» **Task brief**
Without the pictures, return each record as it appears.

» **Information given**

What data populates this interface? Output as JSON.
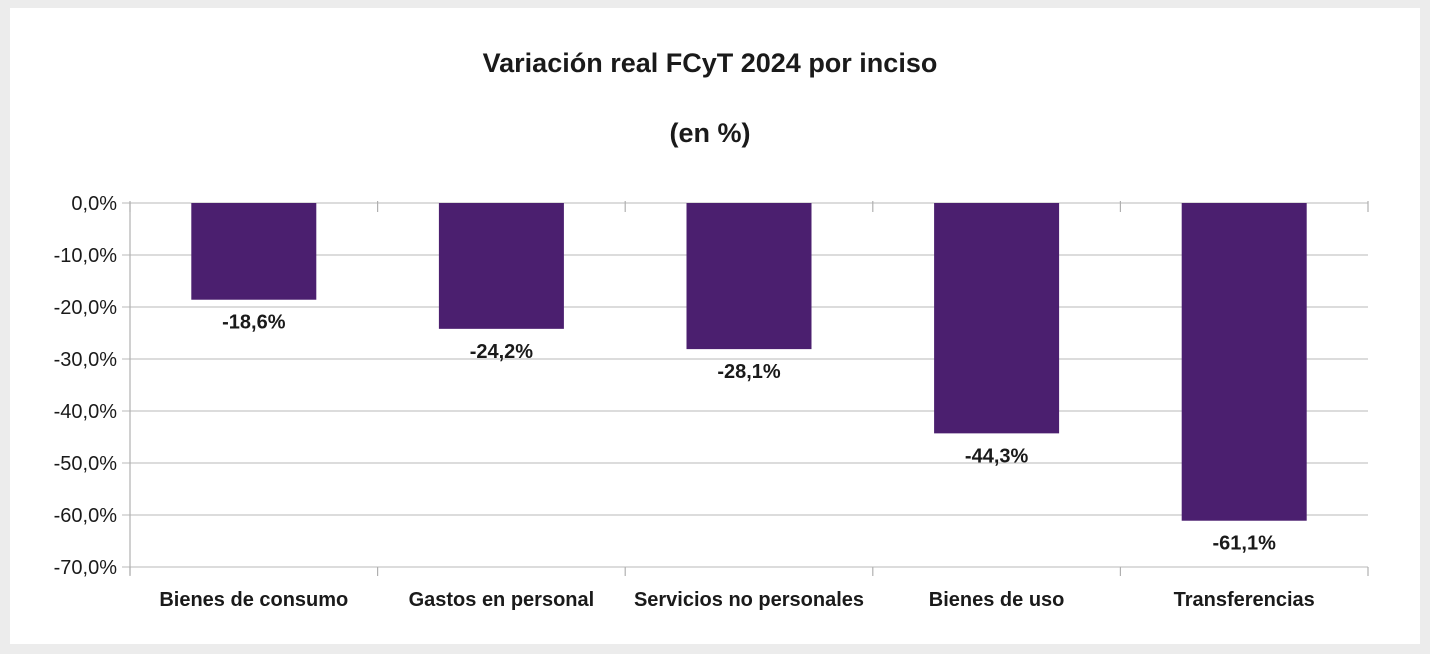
{
  "chart_data": {
    "type": "bar",
    "title": "Variación real FCyT 2024 por inciso",
    "subtitle": "(en %)",
    "categories": [
      "Bienes de consumo",
      "Gastos en personal",
      "Servicios no personales",
      "Bienes de uso",
      "Transferencias"
    ],
    "values": [
      -18.6,
      -24.2,
      -28.1,
      -44.3,
      -61.1
    ],
    "value_labels": [
      "-18,6%",
      "-24,2%",
      "-28,1%",
      "-44,3%",
      "-61,1%"
    ],
    "ylim": [
      -70,
      0
    ],
    "yticks": [
      0,
      -10,
      -20,
      -30,
      -40,
      -50,
      -60,
      -70
    ],
    "ytick_labels": [
      "0,0%",
      "-10,0%",
      "-20,0%",
      "-30,0%",
      "-40,0%",
      "-50,0%",
      "-60,0%",
      "-70,0%"
    ],
    "xlabel": "",
    "ylabel": "",
    "grid": true,
    "legend": "none",
    "bar_color": "#4b1f6f",
    "grid_color": "#c8c8c8",
    "axis_color": "#b0b0b0"
  }
}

» **Exercise result**
What data populates this interface? Output as JSON.
{
  "chart_data": {
    "type": "bar",
    "title": "Variación real FCyT 2024 por inciso",
    "subtitle": "(en %)",
    "categories": [
      "Bienes de consumo",
      "Gastos en personal",
      "Servicios no personales",
      "Bienes de uso",
      "Transferencias"
    ],
    "values": [
      -18.6,
      -24.2,
      -28.1,
      -44.3,
      -61.1
    ],
    "value_labels": [
      "-18,6%",
      "-24,2%",
      "-28,1%",
      "-44,3%",
      "-61,1%"
    ],
    "ylim": [
      -70,
      0
    ],
    "yticks": [
      0,
      -10,
      -20,
      -30,
      -40,
      -50,
      -60,
      -70
    ],
    "ytick_labels": [
      "0,0%",
      "-10,0%",
      "-20,0%",
      "-30,0%",
      "-40,0%",
      "-50,0%",
      "-60,0%",
      "-70,0%"
    ],
    "xlabel": "",
    "ylabel": "",
    "grid": true,
    "legend": "none",
    "bar_color": "#4b1f6f",
    "grid_color": "#c8c8c8",
    "axis_color": "#b0b0b0"
  }
}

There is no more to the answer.